=== Dataset excerpts ===

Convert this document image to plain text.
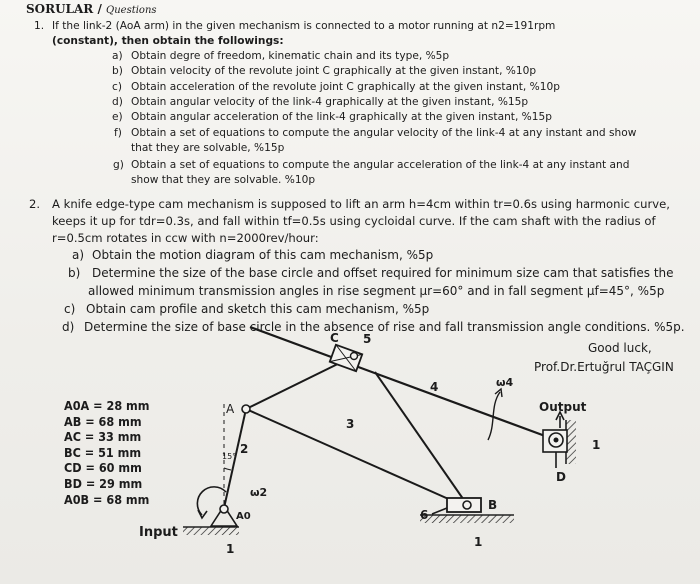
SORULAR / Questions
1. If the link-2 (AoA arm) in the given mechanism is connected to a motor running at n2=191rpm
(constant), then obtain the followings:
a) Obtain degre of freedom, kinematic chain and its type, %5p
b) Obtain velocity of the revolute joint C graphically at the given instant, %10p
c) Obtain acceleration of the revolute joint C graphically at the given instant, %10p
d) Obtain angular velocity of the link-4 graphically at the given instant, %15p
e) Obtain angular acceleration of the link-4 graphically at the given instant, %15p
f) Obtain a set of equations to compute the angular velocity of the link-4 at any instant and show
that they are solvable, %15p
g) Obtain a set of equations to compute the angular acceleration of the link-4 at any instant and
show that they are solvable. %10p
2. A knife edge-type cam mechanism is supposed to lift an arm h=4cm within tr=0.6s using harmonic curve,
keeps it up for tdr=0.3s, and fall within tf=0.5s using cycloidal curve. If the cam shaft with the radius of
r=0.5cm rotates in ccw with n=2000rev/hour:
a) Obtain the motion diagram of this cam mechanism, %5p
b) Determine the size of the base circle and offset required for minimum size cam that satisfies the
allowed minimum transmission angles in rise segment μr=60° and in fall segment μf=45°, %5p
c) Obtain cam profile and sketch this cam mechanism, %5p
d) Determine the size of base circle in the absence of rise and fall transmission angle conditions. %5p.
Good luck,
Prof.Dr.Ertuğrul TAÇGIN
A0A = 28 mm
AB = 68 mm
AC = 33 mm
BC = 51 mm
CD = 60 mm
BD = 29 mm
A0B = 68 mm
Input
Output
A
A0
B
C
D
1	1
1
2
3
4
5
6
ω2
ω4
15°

===

▸ Task goal
Copy the material above exactly and drop the pictures.

▸ Final result
Convert this document image to plain text.
SORULAR / Questions
1. If the link-2 (AoA arm) in the given mechanism is connected to a motor running at n2=191rpm
(constant), then obtain the followings:
a) Obtain degre of freedom, kinematic chain and its type, %5p
b) Obtain velocity of the revolute joint C graphically at the given instant, %10p
c) Obtain acceleration of the revolute joint C graphically at the given instant, %10p
d) Obtain angular velocity of the link-4 graphically at the given instant, %15p
e) Obtain angular acceleration of the link-4 graphically at the given instant, %15p
f) Obtain a set of equations to compute the angular velocity of the link-4 at any instant and show
that they are solvable, %15p
g) Obtain a set of equations to compute the angular acceleration of the link-4 at any instant and
show that they are solvable. %10p
2. A knife edge-type cam mechanism is supposed to lift an arm h=4cm within tr=0.6s using harmonic curve,
keeps it up for tdr=0.3s, and fall within tf=0.5s using cycloidal curve. If the cam shaft with the radius of
r=0.5cm rotates in ccw with n=2000rev/hour:
a) Obtain the motion diagram of this cam mechanism, %5p
b) Determine the size of the base circle and offset required for minimum size cam that satisfies the
allowed minimum transmission angles in rise segment μr=60° and in fall segment μf=45°, %5p
c) Obtain cam profile and sketch this cam mechanism, %5p
d) Determine the size of base circle in the absence of rise and fall transmission angle conditions. %5p.
Good luck,
Prof.Dr.Ertuğrul TAÇGIN
A0A = 28 mm
AB = 68 mm
AC = 33 mm
BC = 51 mm
CD = 60 mm
BD = 29 mm
A0B = 68 mm
Input
Output
A
A0
B
C
D
1	1
1
2
3
4
5
6
ω2
ω4
15°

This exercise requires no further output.